Rename "DHCP Options Sets" to "DHCP option sets" everywhere it occurs in the records below, and reproduce every other line unchanged.

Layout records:
********

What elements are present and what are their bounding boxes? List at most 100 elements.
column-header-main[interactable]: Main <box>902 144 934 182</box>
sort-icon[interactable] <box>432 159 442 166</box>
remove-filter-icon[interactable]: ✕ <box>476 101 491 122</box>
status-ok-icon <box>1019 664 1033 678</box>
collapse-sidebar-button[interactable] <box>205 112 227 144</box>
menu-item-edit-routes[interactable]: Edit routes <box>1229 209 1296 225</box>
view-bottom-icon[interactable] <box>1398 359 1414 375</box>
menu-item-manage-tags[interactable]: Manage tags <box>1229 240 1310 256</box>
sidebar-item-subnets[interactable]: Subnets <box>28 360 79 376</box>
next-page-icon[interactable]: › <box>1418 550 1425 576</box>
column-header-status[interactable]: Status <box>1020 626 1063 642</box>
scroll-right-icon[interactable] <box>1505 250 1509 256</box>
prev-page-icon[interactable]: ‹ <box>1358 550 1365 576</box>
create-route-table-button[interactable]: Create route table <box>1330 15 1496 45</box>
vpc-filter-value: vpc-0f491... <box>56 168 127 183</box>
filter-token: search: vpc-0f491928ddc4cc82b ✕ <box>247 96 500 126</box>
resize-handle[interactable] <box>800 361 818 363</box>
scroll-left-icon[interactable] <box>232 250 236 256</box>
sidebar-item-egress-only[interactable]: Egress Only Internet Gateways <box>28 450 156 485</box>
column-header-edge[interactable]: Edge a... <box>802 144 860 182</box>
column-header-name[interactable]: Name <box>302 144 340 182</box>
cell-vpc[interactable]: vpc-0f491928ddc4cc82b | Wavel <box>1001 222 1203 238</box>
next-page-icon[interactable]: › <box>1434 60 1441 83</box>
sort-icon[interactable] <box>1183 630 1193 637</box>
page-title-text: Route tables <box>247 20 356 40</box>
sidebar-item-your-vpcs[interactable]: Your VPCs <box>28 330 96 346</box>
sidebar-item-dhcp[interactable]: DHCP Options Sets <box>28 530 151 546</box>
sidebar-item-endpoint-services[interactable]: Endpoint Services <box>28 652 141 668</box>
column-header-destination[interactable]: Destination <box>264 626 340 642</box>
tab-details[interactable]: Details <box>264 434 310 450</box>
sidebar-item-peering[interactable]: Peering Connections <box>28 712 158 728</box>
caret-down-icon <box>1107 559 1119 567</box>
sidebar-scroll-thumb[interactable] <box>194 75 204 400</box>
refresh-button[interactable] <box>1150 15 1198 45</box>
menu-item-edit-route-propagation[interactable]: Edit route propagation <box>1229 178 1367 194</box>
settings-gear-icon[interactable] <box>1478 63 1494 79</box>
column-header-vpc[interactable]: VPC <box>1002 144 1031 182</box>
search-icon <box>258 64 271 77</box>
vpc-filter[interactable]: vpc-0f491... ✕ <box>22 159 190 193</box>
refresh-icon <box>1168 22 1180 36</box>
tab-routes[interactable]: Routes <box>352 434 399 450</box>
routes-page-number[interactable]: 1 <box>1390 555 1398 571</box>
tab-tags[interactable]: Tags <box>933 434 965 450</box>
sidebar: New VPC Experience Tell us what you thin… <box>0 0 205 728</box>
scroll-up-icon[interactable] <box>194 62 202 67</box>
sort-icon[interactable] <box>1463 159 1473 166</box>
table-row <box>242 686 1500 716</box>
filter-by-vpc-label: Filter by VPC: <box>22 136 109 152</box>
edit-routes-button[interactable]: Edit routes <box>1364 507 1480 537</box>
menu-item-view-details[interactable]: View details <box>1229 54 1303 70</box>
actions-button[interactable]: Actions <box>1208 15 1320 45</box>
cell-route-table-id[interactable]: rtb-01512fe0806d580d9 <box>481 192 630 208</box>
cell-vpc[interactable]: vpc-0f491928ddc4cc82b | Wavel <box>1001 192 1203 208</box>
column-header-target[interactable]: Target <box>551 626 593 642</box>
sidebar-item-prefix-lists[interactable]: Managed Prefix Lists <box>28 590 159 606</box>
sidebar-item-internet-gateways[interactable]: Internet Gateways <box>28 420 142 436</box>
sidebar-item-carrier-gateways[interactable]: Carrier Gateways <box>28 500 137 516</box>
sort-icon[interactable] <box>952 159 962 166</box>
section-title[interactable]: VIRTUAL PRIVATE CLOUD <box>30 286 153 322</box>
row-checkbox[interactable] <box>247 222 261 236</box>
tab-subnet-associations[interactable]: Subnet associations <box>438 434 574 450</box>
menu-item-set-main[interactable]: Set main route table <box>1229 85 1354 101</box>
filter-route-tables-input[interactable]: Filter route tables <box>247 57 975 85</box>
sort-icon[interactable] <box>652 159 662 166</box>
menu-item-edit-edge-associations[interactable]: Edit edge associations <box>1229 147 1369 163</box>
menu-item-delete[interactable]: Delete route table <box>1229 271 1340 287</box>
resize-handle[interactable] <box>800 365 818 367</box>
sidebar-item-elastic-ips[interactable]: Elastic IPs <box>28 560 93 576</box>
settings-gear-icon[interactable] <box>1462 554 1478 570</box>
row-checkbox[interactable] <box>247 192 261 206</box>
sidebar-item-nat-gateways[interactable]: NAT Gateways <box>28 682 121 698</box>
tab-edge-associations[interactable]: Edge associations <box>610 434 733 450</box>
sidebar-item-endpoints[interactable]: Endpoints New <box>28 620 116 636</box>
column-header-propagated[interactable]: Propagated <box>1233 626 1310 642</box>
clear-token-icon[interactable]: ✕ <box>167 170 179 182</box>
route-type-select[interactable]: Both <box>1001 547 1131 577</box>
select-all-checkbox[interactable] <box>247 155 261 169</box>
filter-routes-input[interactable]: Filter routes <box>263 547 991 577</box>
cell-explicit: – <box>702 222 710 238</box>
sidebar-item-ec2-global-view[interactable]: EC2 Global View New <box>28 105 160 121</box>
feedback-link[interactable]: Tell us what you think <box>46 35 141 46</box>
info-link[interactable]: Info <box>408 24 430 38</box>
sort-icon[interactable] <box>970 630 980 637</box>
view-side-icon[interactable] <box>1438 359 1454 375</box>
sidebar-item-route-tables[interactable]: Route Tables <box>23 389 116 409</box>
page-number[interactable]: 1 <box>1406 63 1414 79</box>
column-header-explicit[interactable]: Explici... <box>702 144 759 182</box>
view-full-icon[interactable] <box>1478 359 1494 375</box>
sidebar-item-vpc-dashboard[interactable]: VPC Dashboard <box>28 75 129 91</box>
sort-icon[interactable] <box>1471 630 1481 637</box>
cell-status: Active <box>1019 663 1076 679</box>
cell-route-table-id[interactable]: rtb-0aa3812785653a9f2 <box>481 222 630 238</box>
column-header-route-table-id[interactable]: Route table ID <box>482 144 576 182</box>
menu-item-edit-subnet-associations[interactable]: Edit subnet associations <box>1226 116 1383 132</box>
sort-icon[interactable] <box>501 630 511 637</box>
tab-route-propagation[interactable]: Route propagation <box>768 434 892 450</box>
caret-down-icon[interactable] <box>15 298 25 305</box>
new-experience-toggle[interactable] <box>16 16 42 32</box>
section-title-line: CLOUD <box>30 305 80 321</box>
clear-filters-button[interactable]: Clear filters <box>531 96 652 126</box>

********

**ANSWER**
What elements are present and what are their bounding boxes? List at most 100 elements.
column-header-main[interactable]: Main <box>902 144 934 182</box>
sort-icon[interactable] <box>432 159 442 166</box>
remove-filter-icon[interactable]: ✕ <box>476 101 491 122</box>
status-ok-icon <box>1019 664 1033 678</box>
collapse-sidebar-button[interactable] <box>205 112 227 144</box>
menu-item-edit-routes[interactable]: Edit routes <box>1229 209 1296 225</box>
view-bottom-icon[interactable] <box>1398 359 1414 375</box>
menu-item-manage-tags[interactable]: Manage tags <box>1229 240 1310 256</box>
sidebar-item-subnets[interactable]: Subnets <box>28 360 79 376</box>
next-page-icon[interactable]: › <box>1418 550 1425 576</box>
column-header-status[interactable]: Status <box>1020 626 1063 642</box>
scroll-right-icon[interactable] <box>1505 250 1509 256</box>
prev-page-icon[interactable]: ‹ <box>1358 550 1365 576</box>
create-route-table-button[interactable]: Create route table <box>1330 15 1496 45</box>
vpc-filter-value: vpc-0f491... <box>56 168 127 183</box>
filter-token: search: vpc-0f491928ddc4cc82b ✕ <box>247 96 500 126</box>
resize-handle[interactable] <box>800 361 818 363</box>
scroll-left-icon[interactable] <box>232 250 236 256</box>
sidebar-item-egress-only[interactable]: Egress Only Internet Gateways <box>28 450 156 485</box>
column-header-edge[interactable]: Edge a... <box>802 144 860 182</box>
column-header-name[interactable]: Name <box>302 144 340 182</box>
cell-vpc[interactable]: vpc-0f491928ddc4cc82b | Wavel <box>1001 222 1203 238</box>
next-page-icon[interactable]: › <box>1434 60 1441 83</box>
sort-icon[interactable] <box>1183 630 1193 637</box>
page-title-text: Route tables <box>247 20 356 40</box>
sidebar-item-your-vpcs[interactable]: Your VPCs <box>28 330 96 346</box>
sidebar-item-dhcp[interactable]: DHCP option sets <box>28 530 151 546</box>
sidebar-item-endpoint-services[interactable]: Endpoint Services <box>28 652 141 668</box>
column-header-destination[interactable]: Destination <box>264 626 340 642</box>
tab-details[interactable]: Details <box>264 434 310 450</box>
sidebar-item-peering[interactable]: Peering Connections <box>28 712 158 728</box>
caret-down-icon <box>1107 559 1119 567</box>
sidebar-scroll-thumb[interactable] <box>194 75 204 400</box>
refresh-button[interactable] <box>1150 15 1198 45</box>
menu-item-edit-route-propagation[interactable]: Edit route propagation <box>1229 178 1367 194</box>
settings-gear-icon[interactable] <box>1478 63 1494 79</box>
column-header-vpc[interactable]: VPC <box>1002 144 1031 182</box>
search-icon <box>258 64 271 77</box>
vpc-filter[interactable]: vpc-0f491... ✕ <box>22 159 190 193</box>
refresh-icon <box>1168 22 1180 36</box>
tab-routes[interactable]: Routes <box>352 434 399 450</box>
routes-page-number[interactable]: 1 <box>1390 555 1398 571</box>
tab-tags[interactable]: Tags <box>933 434 965 450</box>
sidebar: New VPC Experience Tell us what you thin… <box>0 0 205 728</box>
scroll-up-icon[interactable] <box>194 62 202 67</box>
sort-icon[interactable] <box>1463 159 1473 166</box>
table-row <box>242 686 1500 716</box>
filter-by-vpc-label: Filter by VPC: <box>22 136 109 152</box>
edit-routes-button[interactable]: Edit routes <box>1364 507 1480 537</box>
menu-item-view-details[interactable]: View details <box>1229 54 1303 70</box>
actions-button[interactable]: Actions <box>1208 15 1320 45</box>
cell-route-table-id[interactable]: rtb-01512fe0806d580d9 <box>481 192 630 208</box>
cell-vpc[interactable]: vpc-0f491928ddc4cc82b | Wavel <box>1001 192 1203 208</box>
column-header-target[interactable]: Target <box>551 626 593 642</box>
sidebar-item-prefix-lists[interactable]: Managed Prefix Lists <box>28 590 159 606</box>
sidebar-item-internet-gateways[interactable]: Internet Gateways <box>28 420 142 436</box>
sidebar-item-carrier-gateways[interactable]: Carrier Gateways <box>28 500 137 516</box>
sort-icon[interactable] <box>952 159 962 166</box>
section-title[interactable]: VIRTUAL PRIVATE CLOUD <box>30 286 153 322</box>
row-checkbox[interactable] <box>247 222 261 236</box>
tab-subnet-associations[interactable]: Subnet associations <box>438 434 574 450</box>
menu-item-set-main[interactable]: Set main route table <box>1229 85 1354 101</box>
filter-route-tables-input[interactable]: Filter route tables <box>247 57 975 85</box>
sort-icon[interactable] <box>652 159 662 166</box>
menu-item-edit-edge-associations[interactable]: Edit edge associations <box>1229 147 1369 163</box>
menu-item-delete[interactable]: Delete route table <box>1229 271 1340 287</box>
resize-handle[interactable] <box>800 365 818 367</box>
sidebar-item-elastic-ips[interactable]: Elastic IPs <box>28 560 93 576</box>
settings-gear-icon[interactable] <box>1462 554 1478 570</box>
row-checkbox[interactable] <box>247 192 261 206</box>
sidebar-item-nat-gateways[interactable]: NAT Gateways <box>28 682 121 698</box>
tab-edge-associations[interactable]: Edge associations <box>610 434 733 450</box>
sidebar-item-endpoints[interactable]: Endpoints New <box>28 620 116 636</box>
column-header-propagated[interactable]: Propagated <box>1233 626 1310 642</box>
clear-token-icon[interactable]: ✕ <box>167 170 179 182</box>
route-type-select[interactable]: Both <box>1001 547 1131 577</box>
select-all-checkbox[interactable] <box>247 155 261 169</box>
filter-routes-input[interactable]: Filter routes <box>263 547 991 577</box>
cell-explicit: – <box>702 222 710 238</box>
sidebar-item-ec2-global-view[interactable]: EC2 Global View New <box>28 105 160 121</box>
feedback-link[interactable]: Tell us what you think <box>46 35 141 46</box>
info-link[interactable]: Info <box>408 24 430 38</box>
sort-icon[interactable] <box>970 630 980 637</box>
view-side-icon[interactable] <box>1438 359 1454 375</box>
sidebar-item-route-tables[interactable]: Route Tables <box>23 389 116 409</box>
page-number[interactable]: 1 <box>1406 63 1414 79</box>
column-header-explicit[interactable]: Explici... <box>702 144 759 182</box>
view-full-icon[interactable] <box>1478 359 1494 375</box>
sidebar-item-vpc-dashboard[interactable]: VPC Dashboard <box>28 75 129 91</box>
sort-icon[interactable] <box>1471 630 1481 637</box>
cell-status: Active <box>1019 663 1076 679</box>
cell-route-table-id[interactable]: rtb-0aa3812785653a9f2 <box>481 222 630 238</box>
column-header-route-table-id[interactable]: Route table ID <box>482 144 576 182</box>
menu-item-edit-subnet-associations[interactable]: Edit subnet associations <box>1226 116 1383 132</box>
sort-icon[interactable] <box>501 630 511 637</box>
tab-route-propagation[interactable]: Route propagation <box>768 434 892 450</box>
caret-down-icon[interactable] <box>15 298 25 305</box>
new-experience-toggle[interactable] <box>16 16 42 32</box>
section-title-line: CLOUD <box>30 305 80 321</box>
clear-filters-button[interactable]: Clear filters <box>531 96 652 126</box>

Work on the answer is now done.